- THE TASK -
Everything in the data should be repeated exactly, save for the images.

[Data excerpts]
------------

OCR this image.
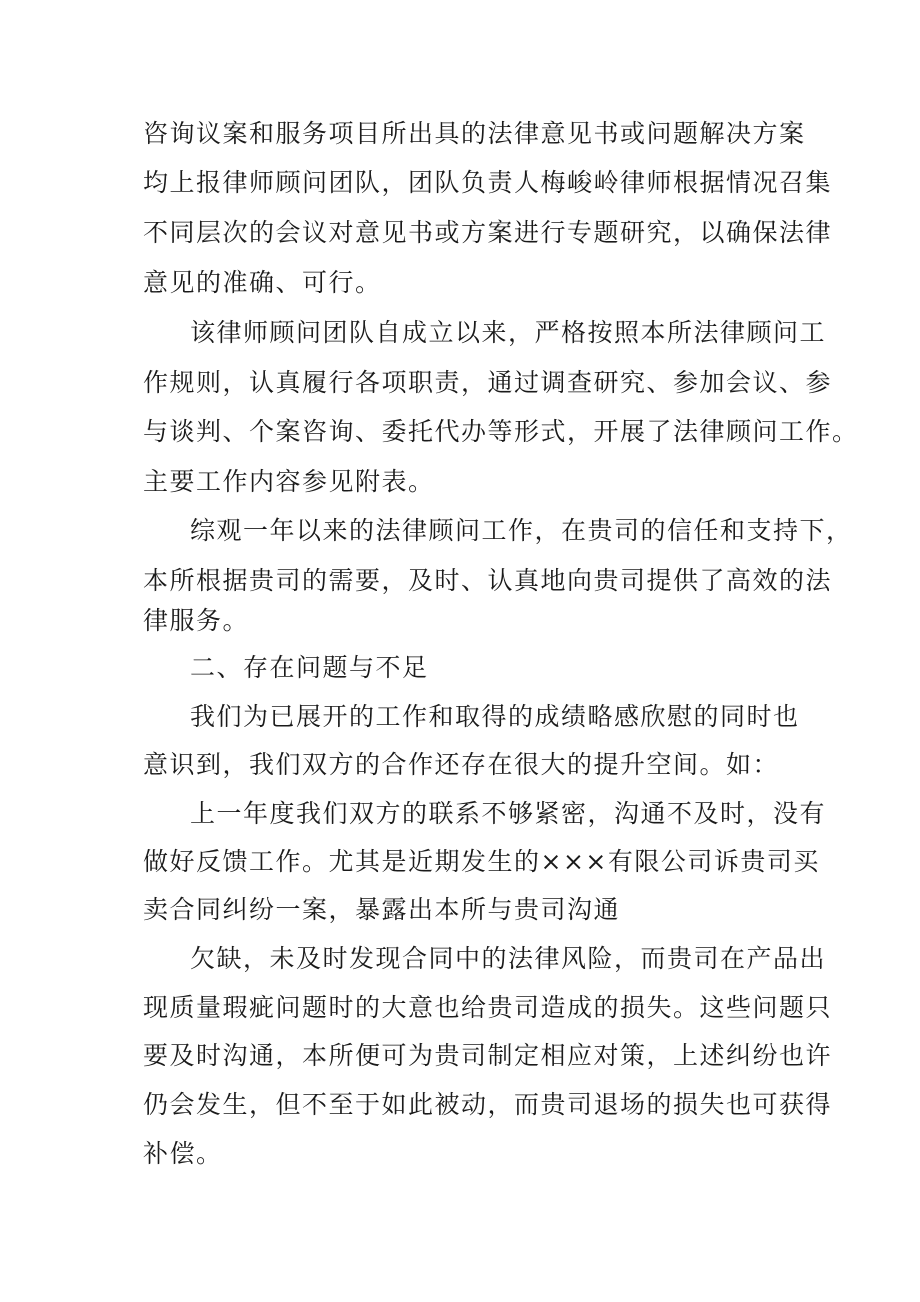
咨询议案和服务项目所出具的法律意见书或问题解决方案
均上报律师顾问团队，团队负责人梅峻岭律师根据情况召集
不同层次的会议对意见书或方案进行专题研究，以确保法律
意见的准确、可行。
该律师顾问团队自成立以来，严格按照本所法律顾问工
作规则，认真履行各项职责，通过调查研究、参加会议、参
与谈判、个案咨询、委托代办等形式，开展了法律顾问工作。
主要工作内容参见附表。
综观一年以来的法律顾问工作，在贵司的信任和支持下，
本所根据贵司的需要，及时、认真地向贵司提供了高效的法
律服务。
二、存在问题与不足
我们为已展开的工作和取得的成绩略感欣慰的同时也
意识到，我们双方的合作还存在很大的提升空间。如：
上一年度我们双方的联系不够紧密，沟通不及时，没有
做好反馈工作。尤其是近期发生的×××有限公司诉贵司买
卖合同纠纷一案，暴露出本所与贵司沟通
欠缺，未及时发现合同中的法律风险，而贵司在产品出
现质量瑕疵问题时的大意也给贵司造成的损失。这些问题只
要及时沟通，本所便可为贵司制定相应对策，上述纠纷也许
仍会发生，但不至于如此被动，而贵司退场的损失也可获得
补偿。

------------

- RESULT OF THE TASK -
OCR this image.
咨询议案和服务项目所出具的法律意见书或问题解决方案
均上报律师顾问团队，团队负责人梅峻岭律师根据情况召集
不同层次的会议对意见书或方案进行专题研究，以确保法律
意见的准确、可行。
该律师顾问团队自成立以来，严格按照本所法律顾问工
作规则，认真履行各项职责，通过调查研究、参加会议、参
与谈判、个案咨询、委托代办等形式，开展了法律顾问工作。
主要工作内容参见附表。
综观一年以来的法律顾问工作，在贵司的信任和支持下，
本所根据贵司的需要，及时、认真地向贵司提供了高效的法
律服务。
二、存在问题与不足
我们为已展开的工作和取得的成绩略感欣慰的同时也
意识到，我们双方的合作还存在很大的提升空间。如：
上一年度我们双方的联系不够紧密，沟通不及时，没有
做好反馈工作。尤其是近期发生的×××有限公司诉贵司买
卖合同纠纷一案，暴露出本所与贵司沟通
欠缺，未及时发现合同中的法律风险，而贵司在产品出
现质量瑕疵问题时的大意也给贵司造成的损失。这些问题只
要及时沟通，本所便可为贵司制定相应对策，上述纠纷也许
仍会发生，但不至于如此被动，而贵司退场的损失也可获得
补偿。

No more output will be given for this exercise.